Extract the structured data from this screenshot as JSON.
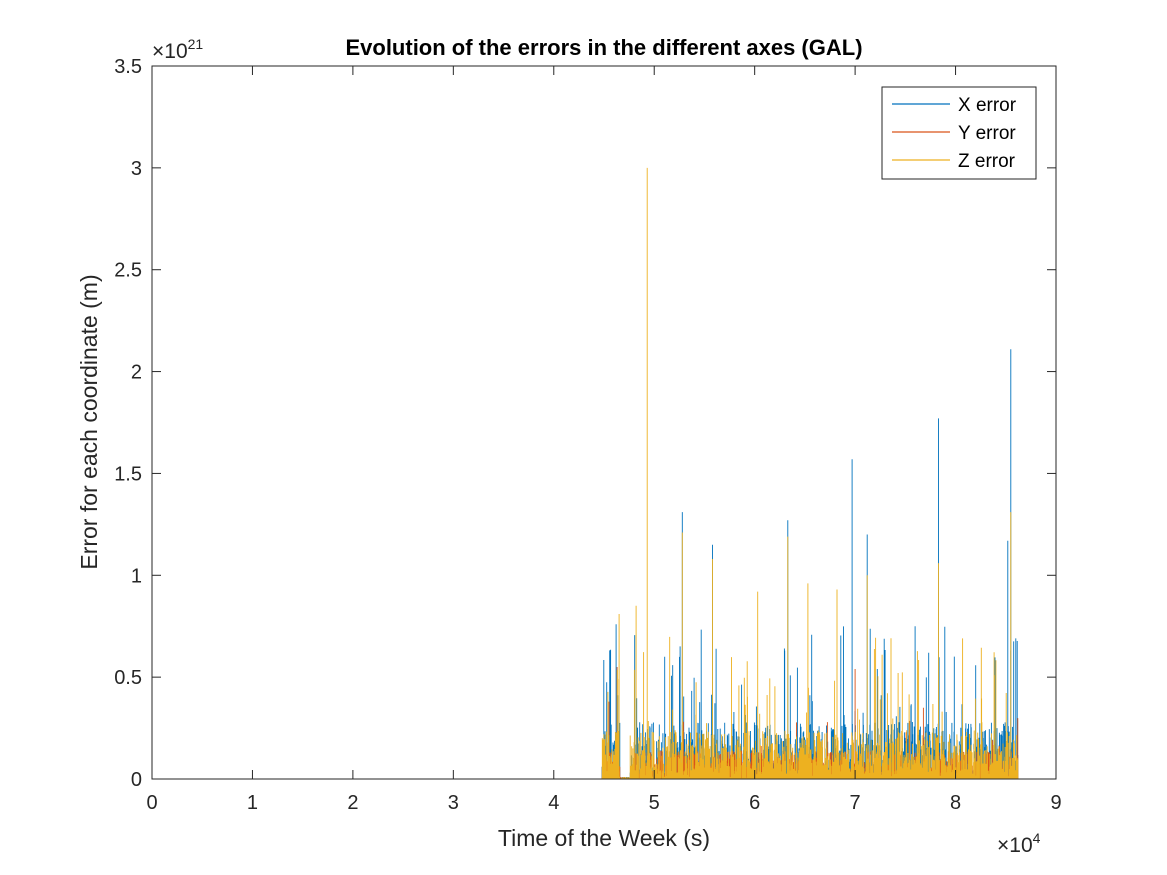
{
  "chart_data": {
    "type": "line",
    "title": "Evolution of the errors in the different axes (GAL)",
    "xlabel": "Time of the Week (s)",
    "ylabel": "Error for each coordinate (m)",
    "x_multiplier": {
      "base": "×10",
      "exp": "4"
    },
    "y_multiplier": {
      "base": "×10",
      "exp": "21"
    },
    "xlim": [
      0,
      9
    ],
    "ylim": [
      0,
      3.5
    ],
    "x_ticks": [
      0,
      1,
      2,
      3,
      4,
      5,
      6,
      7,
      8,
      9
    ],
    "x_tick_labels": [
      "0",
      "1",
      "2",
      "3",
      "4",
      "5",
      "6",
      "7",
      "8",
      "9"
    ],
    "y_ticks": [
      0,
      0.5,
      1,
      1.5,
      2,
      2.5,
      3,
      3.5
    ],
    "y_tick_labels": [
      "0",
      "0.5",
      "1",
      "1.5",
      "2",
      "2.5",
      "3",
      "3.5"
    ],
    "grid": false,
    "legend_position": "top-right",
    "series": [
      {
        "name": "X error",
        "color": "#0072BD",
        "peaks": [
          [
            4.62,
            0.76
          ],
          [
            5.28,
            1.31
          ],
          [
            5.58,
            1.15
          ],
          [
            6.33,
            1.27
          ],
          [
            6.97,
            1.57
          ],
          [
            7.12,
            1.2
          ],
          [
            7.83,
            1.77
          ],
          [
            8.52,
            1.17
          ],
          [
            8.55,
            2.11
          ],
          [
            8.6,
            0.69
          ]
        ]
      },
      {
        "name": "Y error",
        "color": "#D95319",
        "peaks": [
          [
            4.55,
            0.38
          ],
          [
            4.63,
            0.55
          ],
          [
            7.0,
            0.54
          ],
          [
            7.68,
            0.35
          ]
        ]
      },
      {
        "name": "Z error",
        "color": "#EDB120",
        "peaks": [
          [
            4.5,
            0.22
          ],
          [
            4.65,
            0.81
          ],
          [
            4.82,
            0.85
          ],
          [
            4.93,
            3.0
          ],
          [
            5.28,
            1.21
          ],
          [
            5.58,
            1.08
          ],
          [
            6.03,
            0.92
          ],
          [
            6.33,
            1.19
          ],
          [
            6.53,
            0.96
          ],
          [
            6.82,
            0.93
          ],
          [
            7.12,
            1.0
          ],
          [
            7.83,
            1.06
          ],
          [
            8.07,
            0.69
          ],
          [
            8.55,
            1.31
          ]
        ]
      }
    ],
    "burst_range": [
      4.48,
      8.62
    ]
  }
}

---+---

## [Problem details]
Take the entries shown above and quote them verbatim, passing over the pictures.

## [Answer to the exercise]
Extract the structured data from this screenshot as JSON.
{
  "chart_data": {
    "type": "line",
    "title": "Evolution of the errors in the different axes (GAL)",
    "xlabel": "Time of the Week (s)",
    "ylabel": "Error for each coordinate (m)",
    "x_multiplier": {
      "base": "×10",
      "exp": "4"
    },
    "y_multiplier": {
      "base": "×10",
      "exp": "21"
    },
    "xlim": [
      0,
      9
    ],
    "ylim": [
      0,
      3.5
    ],
    "x_ticks": [
      0,
      1,
      2,
      3,
      4,
      5,
      6,
      7,
      8,
      9
    ],
    "x_tick_labels": [
      "0",
      "1",
      "2",
      "3",
      "4",
      "5",
      "6",
      "7",
      "8",
      "9"
    ],
    "y_ticks": [
      0,
      0.5,
      1,
      1.5,
      2,
      2.5,
      3,
      3.5
    ],
    "y_tick_labels": [
      "0",
      "0.5",
      "1",
      "1.5",
      "2",
      "2.5",
      "3",
      "3.5"
    ],
    "grid": false,
    "legend_position": "top-right",
    "series": [
      {
        "name": "X error",
        "color": "#0072BD",
        "peaks": [
          [
            4.62,
            0.76
          ],
          [
            5.28,
            1.31
          ],
          [
            5.58,
            1.15
          ],
          [
            6.33,
            1.27
          ],
          [
            6.97,
            1.57
          ],
          [
            7.12,
            1.2
          ],
          [
            7.83,
            1.77
          ],
          [
            8.52,
            1.17
          ],
          [
            8.55,
            2.11
          ],
          [
            8.6,
            0.69
          ]
        ]
      },
      {
        "name": "Y error",
        "color": "#D95319",
        "peaks": [
          [
            4.55,
            0.38
          ],
          [
            4.63,
            0.55
          ],
          [
            7.0,
            0.54
          ],
          [
            7.68,
            0.35
          ]
        ]
      },
      {
        "name": "Z error",
        "color": "#EDB120",
        "peaks": [
          [
            4.5,
            0.22
          ],
          [
            4.65,
            0.81
          ],
          [
            4.82,
            0.85
          ],
          [
            4.93,
            3.0
          ],
          [
            5.28,
            1.21
          ],
          [
            5.58,
            1.08
          ],
          [
            6.03,
            0.92
          ],
          [
            6.33,
            1.19
          ],
          [
            6.53,
            0.96
          ],
          [
            6.82,
            0.93
          ],
          [
            7.12,
            1.0
          ],
          [
            7.83,
            1.06
          ],
          [
            8.07,
            0.69
          ],
          [
            8.55,
            1.31
          ]
        ]
      }
    ],
    "burst_range": [
      4.48,
      8.62
    ]
  }
}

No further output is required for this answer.